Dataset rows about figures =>
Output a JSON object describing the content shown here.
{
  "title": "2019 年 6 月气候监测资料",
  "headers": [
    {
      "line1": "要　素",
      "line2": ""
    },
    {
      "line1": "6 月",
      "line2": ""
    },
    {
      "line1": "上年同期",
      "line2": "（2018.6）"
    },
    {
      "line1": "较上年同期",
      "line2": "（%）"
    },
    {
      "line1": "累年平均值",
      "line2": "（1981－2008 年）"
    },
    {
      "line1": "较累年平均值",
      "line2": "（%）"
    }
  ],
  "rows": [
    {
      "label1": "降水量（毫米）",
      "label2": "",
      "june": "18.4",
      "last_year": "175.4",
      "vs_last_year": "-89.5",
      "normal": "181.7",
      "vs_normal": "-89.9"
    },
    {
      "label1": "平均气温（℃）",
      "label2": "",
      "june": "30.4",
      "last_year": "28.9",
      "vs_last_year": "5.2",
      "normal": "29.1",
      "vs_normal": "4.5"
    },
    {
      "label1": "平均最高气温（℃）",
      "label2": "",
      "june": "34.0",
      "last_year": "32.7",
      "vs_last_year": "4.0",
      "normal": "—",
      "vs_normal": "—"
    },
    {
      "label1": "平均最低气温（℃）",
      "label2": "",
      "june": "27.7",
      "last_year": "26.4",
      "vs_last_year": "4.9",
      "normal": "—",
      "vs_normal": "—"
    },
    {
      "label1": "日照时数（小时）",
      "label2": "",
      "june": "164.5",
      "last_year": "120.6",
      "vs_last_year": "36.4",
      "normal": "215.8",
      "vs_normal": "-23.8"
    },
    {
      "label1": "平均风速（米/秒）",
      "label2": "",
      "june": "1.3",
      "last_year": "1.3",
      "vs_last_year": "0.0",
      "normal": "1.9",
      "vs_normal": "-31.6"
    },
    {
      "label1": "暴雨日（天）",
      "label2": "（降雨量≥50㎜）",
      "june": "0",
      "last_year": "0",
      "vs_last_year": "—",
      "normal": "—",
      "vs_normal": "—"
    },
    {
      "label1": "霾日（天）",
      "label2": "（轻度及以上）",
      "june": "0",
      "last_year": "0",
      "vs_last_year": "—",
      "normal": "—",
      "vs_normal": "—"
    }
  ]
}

--

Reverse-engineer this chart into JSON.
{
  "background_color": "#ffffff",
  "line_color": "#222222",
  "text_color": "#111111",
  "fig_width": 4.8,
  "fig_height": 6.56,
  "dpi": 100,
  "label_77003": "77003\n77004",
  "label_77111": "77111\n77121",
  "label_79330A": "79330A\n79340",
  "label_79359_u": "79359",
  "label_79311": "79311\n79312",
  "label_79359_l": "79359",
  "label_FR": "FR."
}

WRITTEN INSTRUCTION =>
Copy out each line in the listing that has the word "JSON".

EXERCISE SOLUTION =>
Output a JSON object describing the content shown here.
Reverse-engineer this chart into JSON.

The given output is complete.